BEGIN Data provided
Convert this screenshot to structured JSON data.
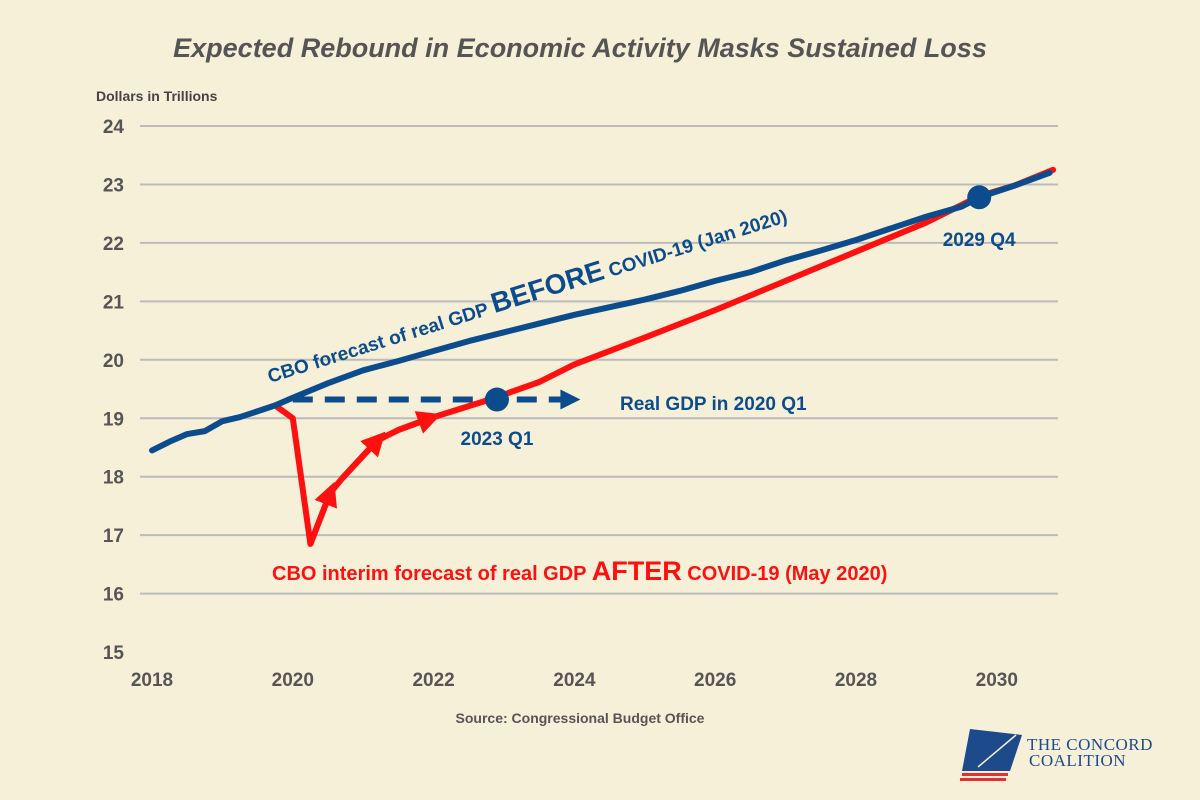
{
  "chart_data": {
    "type": "line",
    "title": "Expected Rebound in Economic Activity Masks Sustained Loss",
    "ylabel": "Dollars in Trillions",
    "xlabel": "",
    "source": "Source: Congressional Budget Office",
    "xlim": [
      2018,
      2031
    ],
    "ylim": [
      15,
      24
    ],
    "xticks": [
      2018,
      2020,
      2022,
      2024,
      2026,
      2028,
      2030
    ],
    "yticks": [
      15,
      16,
      17,
      18,
      19,
      20,
      21,
      22,
      23,
      24
    ],
    "grid": true,
    "series": [
      {
        "name": "CBO forecast of real GDP BEFORE COVID-19 (Jan 2020)",
        "color": "#0d4c8c",
        "x": [
          2018.0,
          2018.25,
          2018.5,
          2018.75,
          2019.0,
          2019.25,
          2019.5,
          2019.75,
          2020.0,
          2020.5,
          2021.0,
          2021.5,
          2022.0,
          2022.5,
          2023.0,
          2023.5,
          2024.0,
          2024.5,
          2025.0,
          2025.5,
          2026.0,
          2026.5,
          2027.0,
          2027.5,
          2028.0,
          2028.5,
          2029.0,
          2029.5,
          2029.75,
          2030.25,
          2030.75
        ],
        "y": [
          18.45,
          18.6,
          18.73,
          18.78,
          18.95,
          19.02,
          19.12,
          19.22,
          19.35,
          19.6,
          19.82,
          19.98,
          20.15,
          20.32,
          20.47,
          20.62,
          20.77,
          20.9,
          21.03,
          21.18,
          21.35,
          21.5,
          21.7,
          21.87,
          22.05,
          22.25,
          22.45,
          22.62,
          22.78,
          22.98,
          23.2
        ]
      },
      {
        "name": "CBO interim forecast of real GDP AFTER COVID-19 (May 2020)",
        "color": "#ff1010",
        "x": [
          2019.75,
          2020.0,
          2020.25,
          2020.53,
          2020.7,
          2021.2,
          2021.5,
          2021.95,
          2022.8,
          2023.5,
          2024.0,
          2025.0,
          2026.0,
          2027.0,
          2028.0,
          2029.0,
          2029.75,
          2030.25,
          2030.8
        ],
        "y": [
          19.22,
          19.0,
          16.85,
          17.72,
          17.97,
          18.62,
          18.8,
          19.0,
          19.32,
          19.62,
          19.92,
          20.38,
          20.85,
          21.35,
          21.85,
          22.35,
          22.8,
          22.98,
          23.25
        ]
      }
    ],
    "annotations": [
      {
        "text": "2023 Q1",
        "x": 2022.9,
        "y": 19.32
      },
      {
        "text": "2029 Q4",
        "x": 2029.75,
        "y": 22.78
      },
      {
        "text": "Real GDP in 2020 Q1",
        "x_from": 2020.0,
        "x_to": 2024.0,
        "y": 19.32
      }
    ],
    "labels": {
      "before_pre": "CBO forecast of real GDP ",
      "before_em": "BEFORE",
      "before_post": " COVID-19 (Jan 2020)",
      "after_pre": "CBO interim forecast of real GDP ",
      "after_em": "AFTER",
      "after_post": " COVID-19 (May 2020)"
    }
  },
  "logo": {
    "line1": "The Concord",
    "line2": "Coalition"
  }
}
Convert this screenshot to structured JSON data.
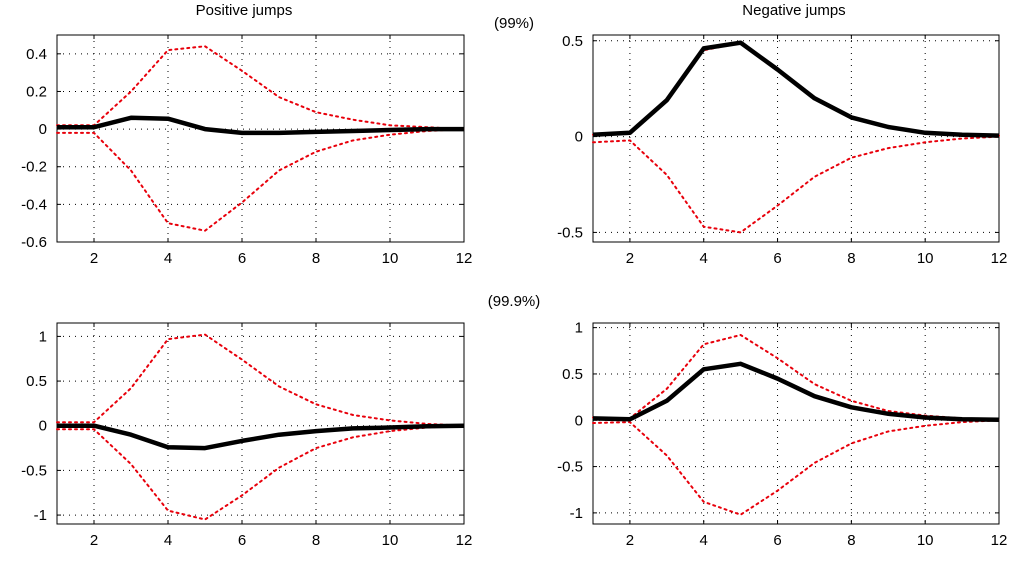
END Data provided
▶ [Exercise directions]:
Leave the pictures out and output the rest of the listing exactly.

▶ [Response to the exercise]:
Convert this screenshot to structured JSON data.
{
  "chart_data": {
    "type": "line",
    "title": "Expected Rebound in Economic Activity Masks Sustained Loss",
    "ylabel": "Dollars in Trillions",
    "xlabel": "",
    "source": "Source: Congressional Budget Office",
    "xlim": [
      2018,
      2031
    ],
    "ylim": [
      15,
      24
    ],
    "xticks": [
      2018,
      2020,
      2022,
      2024,
      2026,
      2028,
      2030
    ],
    "yticks": [
      15,
      16,
      17,
      18,
      19,
      20,
      21,
      22,
      23,
      24
    ],
    "grid": true,
    "series": [
      {
        "name": "CBO forecast of real GDP BEFORE COVID-19 (Jan 2020)",
        "color": "#0d4c8c",
        "x": [
          2018.0,
          2018.25,
          2018.5,
          2018.75,
          2019.0,
          2019.25,
          2019.5,
          2019.75,
          2020.0,
          2020.5,
          2021.0,
          2021.5,
          2022.0,
          2022.5,
          2023.0,
          2023.5,
          2024.0,
          2024.5,
          2025.0,
          2025.5,
          2026.0,
          2026.5,
          2027.0,
          2027.5,
          2028.0,
          2028.5,
          2029.0,
          2029.5,
          2029.75,
          2030.25,
          2030.75
        ],
        "y": [
          18.45,
          18.6,
          18.73,
          18.78,
          18.95,
          19.02,
          19.12,
          19.22,
          19.35,
          19.6,
          19.82,
          19.98,
          20.15,
          20.32,
          20.47,
          20.62,
          20.77,
          20.9,
          21.03,
          21.18,
          21.35,
          21.5,
          21.7,
          21.87,
          22.05,
          22.25,
          22.45,
          22.62,
          22.78,
          22.98,
          23.2
        ]
      },
      {
        "name": "CBO interim forecast of real GDP AFTER COVID-19 (May 2020)",
        "color": "#ff1010",
        "x": [
          2019.75,
          2020.0,
          2020.25,
          2020.53,
          2020.7,
          2021.2,
          2021.5,
          2021.95,
          2022.8,
          2023.5,
          2024.0,
          2025.0,
          2026.0,
          2027.0,
          2028.0,
          2029.0,
          2029.75,
          2030.25,
          2030.8
        ],
        "y": [
          19.22,
          19.0,
          16.85,
          17.72,
          17.97,
          18.62,
          18.8,
          19.0,
          19.32,
          19.62,
          19.92,
          20.38,
          20.85,
          21.35,
          21.85,
          22.35,
          22.8,
          22.98,
          23.25
        ]
      }
    ],
    "annotations": [
      {
        "text": "2023 Q1",
        "x": 2022.9,
        "y": 19.32
      },
      {
        "text": "2029 Q4",
        "x": 2029.75,
        "y": 22.78
      },
      {
        "text": "Real GDP in 2020 Q1",
        "x_from": 2020.0,
        "x_to": 2024.0,
        "y": 19.32
      }
    ],
    "labels": {
      "before_pre": "CBO forecast of real GDP ",
      "before_em": "BEFORE",
      "before_post": " COVID-19 (Jan 2020)",
      "after_pre": "CBO interim forecast of real GDP ",
      "after_em": "AFTER",
      "after_post": " COVID-19 (May 2020)"
    }
  },
  "logo": {
    "line1": "The Concord",
    "line2": "Coalition"
  }
}
Convert this screenshot to structured JSON data.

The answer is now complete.